- _Page_
The book, “Ethnography as a Pastoral Practice: An Introduction,” written by Mary Clark Moschella, is a book that leads many, especially students, into the world of using ethnography in the pastoral field. This text can and has been used as the main text for pastoral research classes in some master of theology, divinity, or ministry program. Moschella takes the skills used in Ethnography and applies them to the ministry in order to help pastors and other church leaders better serve their respective communities and help the grow. We see this in the example of Ken. Ken was an African American student pastor who was given the task of pastoring an all white southern congregation. In his time there, Ken realized that it appeared that his congregation was afraid of change. His realization was proven to be true upon him observing the congregation when they had gained twenty new members. He noted that within three months, seven of the new members had been driven off by the old members, and those same old members were trying to convince him to try to win back old members who had left the church much earlier. After digging through church records and learning about what had driven people out in the past, he came up with ethnographic questions to ask the congregation in an interview, and in doing so, he learn much more than he had thought he would. This obviously is just one example of the many that the book provides.

- _Material_
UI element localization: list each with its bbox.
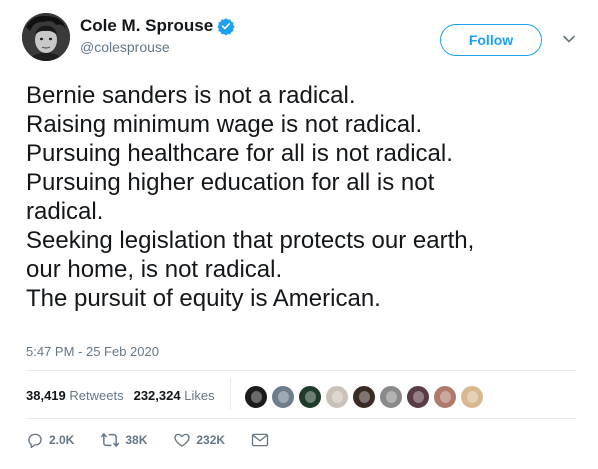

- _Things to do_
1. According to the book review, how many of the twenty new members had been driven off by the old members within three months?
2. Resume the review of Moschella's ethnography book from its last sentence.
The listing comes from a separate source and has no connection to the book review.

- _The results_
1. Seven of the new members were driven off within three months.

2.
In the book, Moschella argues that ethnography allows religious leaders to better engage the congregations faith practices in theological reflection and better understand the faith of the people. She supports this in stating, “sometimes, we can’t even know what a congregation’s theology really is until we look at what the people there do- how they practice their faith.” (Moschella) Going even further into this argument, she states, “sometimes, by studying a congregation’s practices — the things they do and reasons they give fore doing them — we can get a vague sense of where God is in all of this.” (Moschella) I honestly can’t think of anything that would better suit a pastor or church leader to learn, and like we see this begin to pan out in the story of Ken, we see it do the same throughout the rest of the book!